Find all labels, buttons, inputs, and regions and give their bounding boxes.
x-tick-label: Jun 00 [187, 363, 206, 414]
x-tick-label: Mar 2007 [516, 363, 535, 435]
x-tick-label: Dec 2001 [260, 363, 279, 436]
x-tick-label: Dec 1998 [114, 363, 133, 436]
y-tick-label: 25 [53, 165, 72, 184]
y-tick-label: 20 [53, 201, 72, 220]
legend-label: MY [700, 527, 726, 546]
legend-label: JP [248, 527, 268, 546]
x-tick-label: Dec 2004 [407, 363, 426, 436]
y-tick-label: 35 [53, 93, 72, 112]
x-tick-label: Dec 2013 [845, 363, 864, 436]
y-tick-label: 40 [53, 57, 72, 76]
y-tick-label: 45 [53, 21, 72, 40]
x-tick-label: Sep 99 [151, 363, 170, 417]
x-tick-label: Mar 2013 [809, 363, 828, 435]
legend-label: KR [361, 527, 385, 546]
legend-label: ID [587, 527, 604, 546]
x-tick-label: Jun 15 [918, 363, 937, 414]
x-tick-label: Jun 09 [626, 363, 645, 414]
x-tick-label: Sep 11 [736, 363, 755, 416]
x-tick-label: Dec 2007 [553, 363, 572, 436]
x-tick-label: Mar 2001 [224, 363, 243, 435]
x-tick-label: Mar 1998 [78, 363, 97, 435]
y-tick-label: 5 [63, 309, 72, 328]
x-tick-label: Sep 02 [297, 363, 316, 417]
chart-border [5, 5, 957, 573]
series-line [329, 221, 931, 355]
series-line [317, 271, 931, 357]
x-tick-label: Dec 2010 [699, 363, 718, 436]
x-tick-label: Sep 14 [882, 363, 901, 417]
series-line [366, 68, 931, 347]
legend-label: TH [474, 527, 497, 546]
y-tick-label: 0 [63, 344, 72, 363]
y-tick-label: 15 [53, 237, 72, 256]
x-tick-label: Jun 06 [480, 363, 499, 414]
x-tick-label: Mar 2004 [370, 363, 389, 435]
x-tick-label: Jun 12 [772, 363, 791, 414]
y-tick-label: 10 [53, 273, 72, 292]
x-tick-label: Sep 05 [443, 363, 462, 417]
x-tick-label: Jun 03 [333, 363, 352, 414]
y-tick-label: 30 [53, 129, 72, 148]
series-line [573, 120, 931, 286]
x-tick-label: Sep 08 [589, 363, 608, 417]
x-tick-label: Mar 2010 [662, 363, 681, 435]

········

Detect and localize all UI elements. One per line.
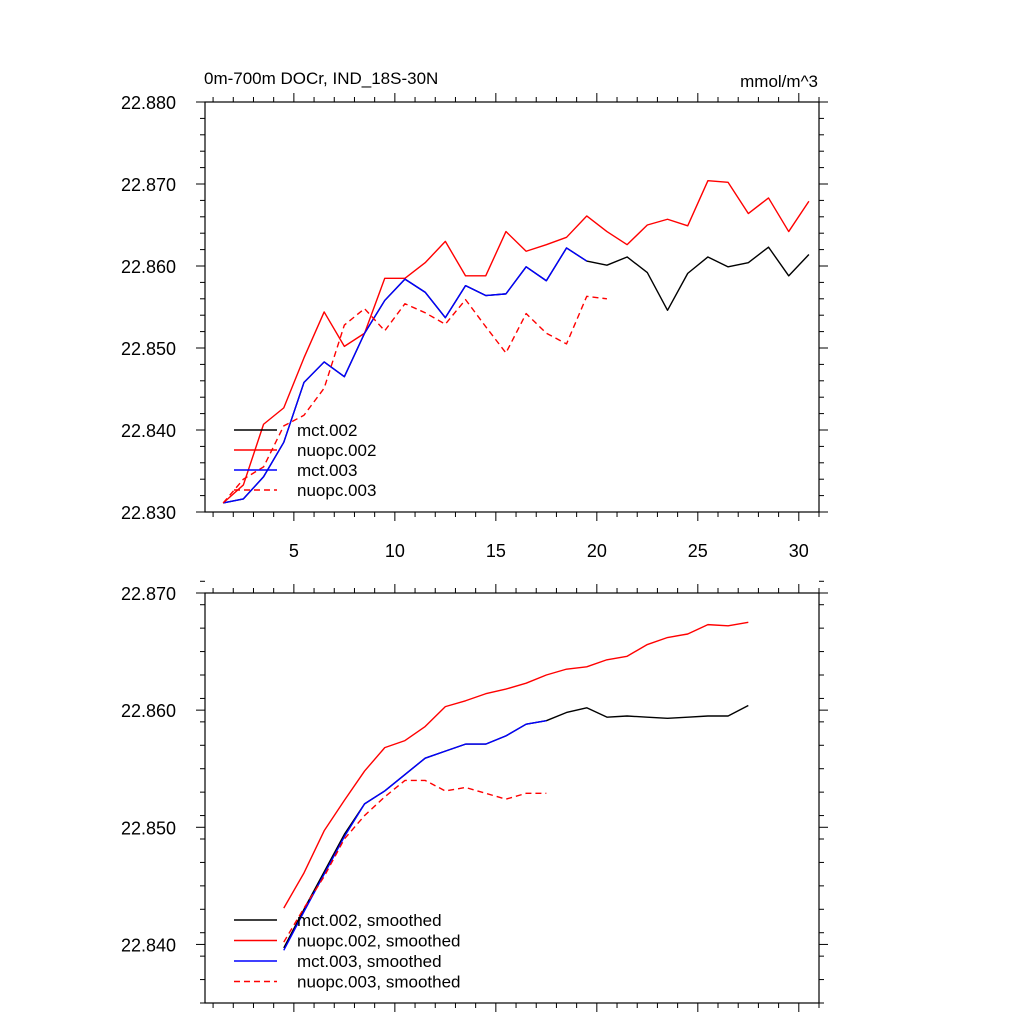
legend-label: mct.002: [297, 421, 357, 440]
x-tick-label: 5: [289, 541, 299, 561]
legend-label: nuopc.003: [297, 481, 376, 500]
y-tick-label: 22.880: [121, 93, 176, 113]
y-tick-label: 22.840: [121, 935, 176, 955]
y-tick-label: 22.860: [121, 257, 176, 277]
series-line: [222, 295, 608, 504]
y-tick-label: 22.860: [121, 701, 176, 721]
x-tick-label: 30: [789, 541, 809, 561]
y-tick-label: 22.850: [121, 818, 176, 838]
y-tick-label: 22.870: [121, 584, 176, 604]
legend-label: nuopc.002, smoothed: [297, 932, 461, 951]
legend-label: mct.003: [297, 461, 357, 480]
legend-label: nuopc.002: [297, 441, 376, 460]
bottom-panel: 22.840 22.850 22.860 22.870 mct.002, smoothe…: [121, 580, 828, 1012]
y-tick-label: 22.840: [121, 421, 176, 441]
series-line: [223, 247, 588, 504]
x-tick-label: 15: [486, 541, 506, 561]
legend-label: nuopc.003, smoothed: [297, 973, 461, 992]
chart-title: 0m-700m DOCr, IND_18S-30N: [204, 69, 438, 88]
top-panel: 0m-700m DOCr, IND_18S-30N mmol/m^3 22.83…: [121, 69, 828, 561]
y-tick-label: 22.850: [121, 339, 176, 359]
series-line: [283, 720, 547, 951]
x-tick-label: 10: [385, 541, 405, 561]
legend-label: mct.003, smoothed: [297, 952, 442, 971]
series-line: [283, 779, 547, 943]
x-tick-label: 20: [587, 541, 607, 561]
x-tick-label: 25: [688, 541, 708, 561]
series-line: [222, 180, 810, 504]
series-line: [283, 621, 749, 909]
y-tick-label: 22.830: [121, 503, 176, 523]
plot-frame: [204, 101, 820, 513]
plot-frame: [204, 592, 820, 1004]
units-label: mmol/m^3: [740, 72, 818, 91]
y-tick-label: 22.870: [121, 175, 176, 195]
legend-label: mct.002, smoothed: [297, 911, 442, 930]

········

§ **Directions**: Transcribe the records from the line containing "Find all labels, buttons, inputs, and" through the line containing "x-tick-label: Dec 2004 [407, 363, 426, 436]", including both of those lines.

§ **Task answer**:
Find all labels, buttons, inputs, and regions and give their bounding boxes.
x-tick-label: Jun 00 [187, 363, 206, 414]
x-tick-label: Mar 2007 [516, 363, 535, 435]
x-tick-label: Dec 2001 [260, 363, 279, 436]
x-tick-label: Dec 1998 [114, 363, 133, 436]
y-tick-label: 25 [53, 165, 72, 184]
y-tick-label: 20 [53, 201, 72, 220]
legend-label: MY [700, 527, 726, 546]
legend-label: JP [248, 527, 268, 546]
x-tick-label: Dec 2004 [407, 363, 426, 436]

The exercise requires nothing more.